## RECORDS FOR PROCESSING:
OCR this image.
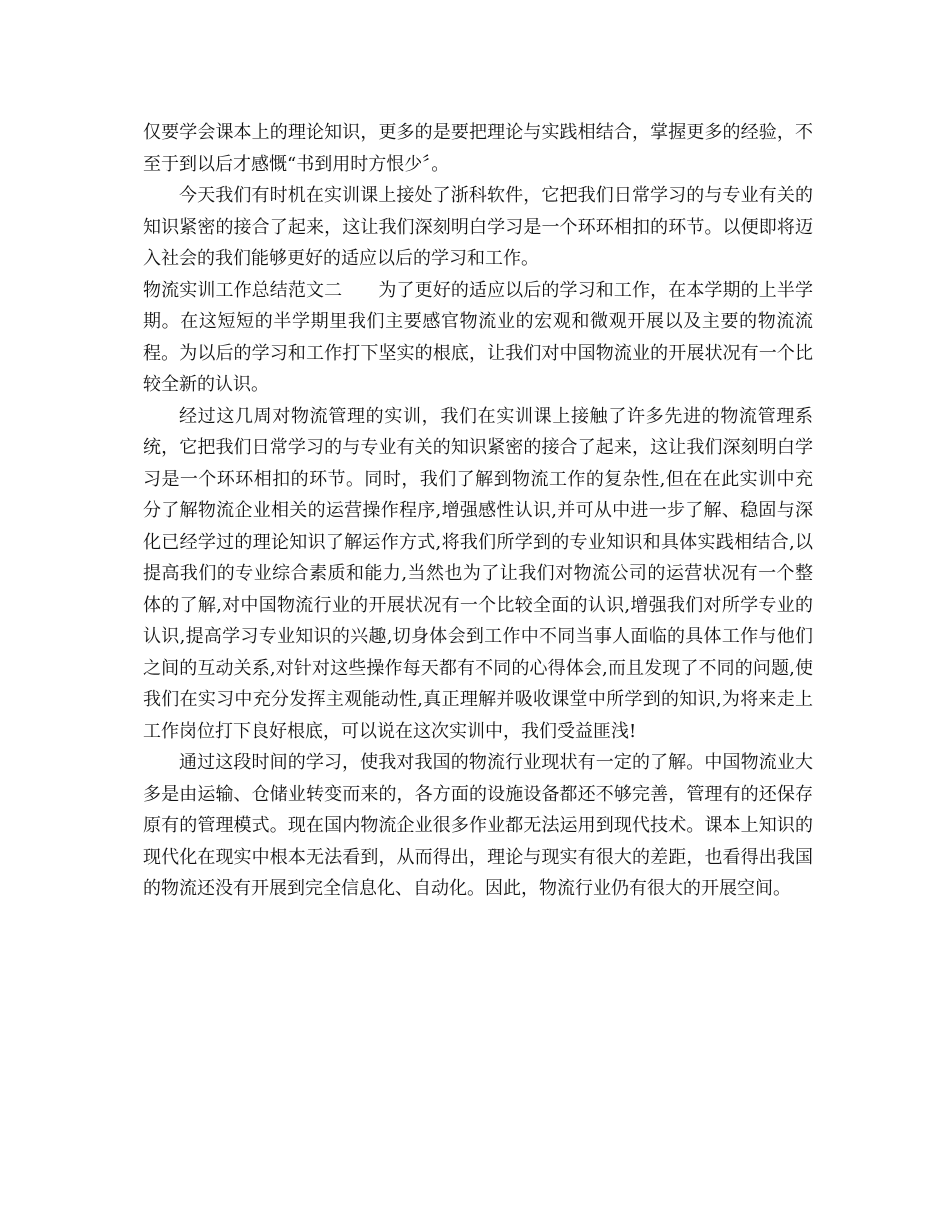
仅要学会课本上的理论知识，更多的是要把理论与实践相结合，掌握更多的经验，不至于到以后才感慨“书到用时方恨少〞。

今天我们有时机在实训课上接处了浙科软件，它把我们日常学习的与专业有关的知识紧密的接合了起来，这让我们深刻明白学习是一个环环相扣的环节。以便即将迈入社会的我们能够更好的适应以后的学习和工作。

物流实训工作总结范文二 为了更好的适应以后的学习和工作，在本学期的上半学期。在这短短的半学期里我们主要感官物流业的宏观和微观开展以及主要的物流流程。为以后的学习和工作打下坚实的根底，让我们对中国物流业的开展状况有一个比较全新的认识。

经过这几周对物流管理的实训，我们在实训课上接触了许多先进的物流管理系统，它把我们日常学习的与专业有关的知识紧密的接合了起来，这让我们深刻明白学习是一个环环相扣的环节。同时，我们了解到物流工作的复杂性,但在在此实训中充分了解物流企业相关的运营操作程序,增强感性认识,并可从中进一步了解、稳固与深化已经学过的理论知识了解运作方式,将我们所学到的专业知识和具体实践相结合,以提高我们的专业综合素质和能力,当然也为了让我们对物流公司的运营状况有一个整体的了解,对中国物流行业的开展状况有一个比较全面的认识,增强我们对所学专业的认识,提高学习专业知识的兴趣,切身体会到工作中不同当事人面临的具体工作与他们之间的互动关系,对针对这些操作每天都有不同的心得体会,而且发现了不同的问题,使我们在实习中充分发挥主观能动性,真正理解并吸收课堂中所学到的知识,为将来走上工作岗位打下良好根底，可以说在这次实训中，我们受益匪浅!

通过这段时间的学习，使我对我国的物流行业现状有一定的了解。中国物流业大多是由运输、仓储业转变而来的，各方面的设施设备都还不够完善，管理有的还保存原有的管理模式。现在国内物流企业很多作业都无法运用到现代技术。课本上知识的现代化在现实中根本无法看到，从而得出，理论与现实有很大的差距，也看得出我国的物流还没有开展到完全信息化、自动化。因此，物流行业仍有很大的开展空间。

## INSTRUCTION:
All of the records above must be copied exactly, except for the pictures.

## PROBLEM SOLUTION:
OCR this image.
仅要学会课本上的理论知识，更多的是要把理论与实践相结合，掌握更多的经验，不至于到以后才感慨“书到用时方恨少〞。

今天我们有时机在实训课上接处了浙科软件，它把我们日常学习的与专业有关的知识紧密的接合了起来，这让我们深刻明白学习是一个环环相扣的环节。以便即将迈入社会的我们能够更好的适应以后的学习和工作。

物流实训工作总结范文二 为了更好的适应以后的学习和工作，在本学期的上半学期。在这短短的半学期里我们主要感官物流业的宏观和微观开展以及主要的物流流程。为以后的学习和工作打下坚实的根底，让我们对中国物流业的开展状况有一个比较全新的认识。

经过这几周对物流管理的实训，我们在实训课上接触了许多先进的物流管理系统，它把我们日常学习的与专业有关的知识紧密的接合了起来，这让我们深刻明白学习是一个环环相扣的环节。同时，我们了解到物流工作的复杂性,但在在此实训中充分了解物流企业相关的运营操作程序,增强感性认识,并可从中进一步了解、稳固与深化已经学过的理论知识了解运作方式,将我们所学到的专业知识和具体实践相结合,以提高我们的专业综合素质和能力,当然也为了让我们对物流公司的运营状况有一个整体的了解,对中国物流行业的开展状况有一个比较全面的认识,增强我们对所学专业的认识,提高学习专业知识的兴趣,切身体会到工作中不同当事人面临的具体工作与他们之间的互动关系,对针对这些操作每天都有不同的心得体会,而且发现了不同的问题,使我们在实习中充分发挥主观能动性,真正理解并吸收课堂中所学到的知识,为将来走上工作岗位打下良好根底，可以说在这次实训中，我们受益匪浅!

通过这段时间的学习，使我对我国的物流行业现状有一定的了解。中国物流业大多是由运输、仓储业转变而来的，各方面的设施设备都还不够完善，管理有的还保存原有的管理模式。现在国内物流企业很多作业都无法运用到现代技术。课本上知识的现代化在现实中根本无法看到，从而得出，理论与现实有很大的差距，也看得出我国的物流还没有开展到完全信息化、自动化。因此，物流行业仍有很大的开展空间。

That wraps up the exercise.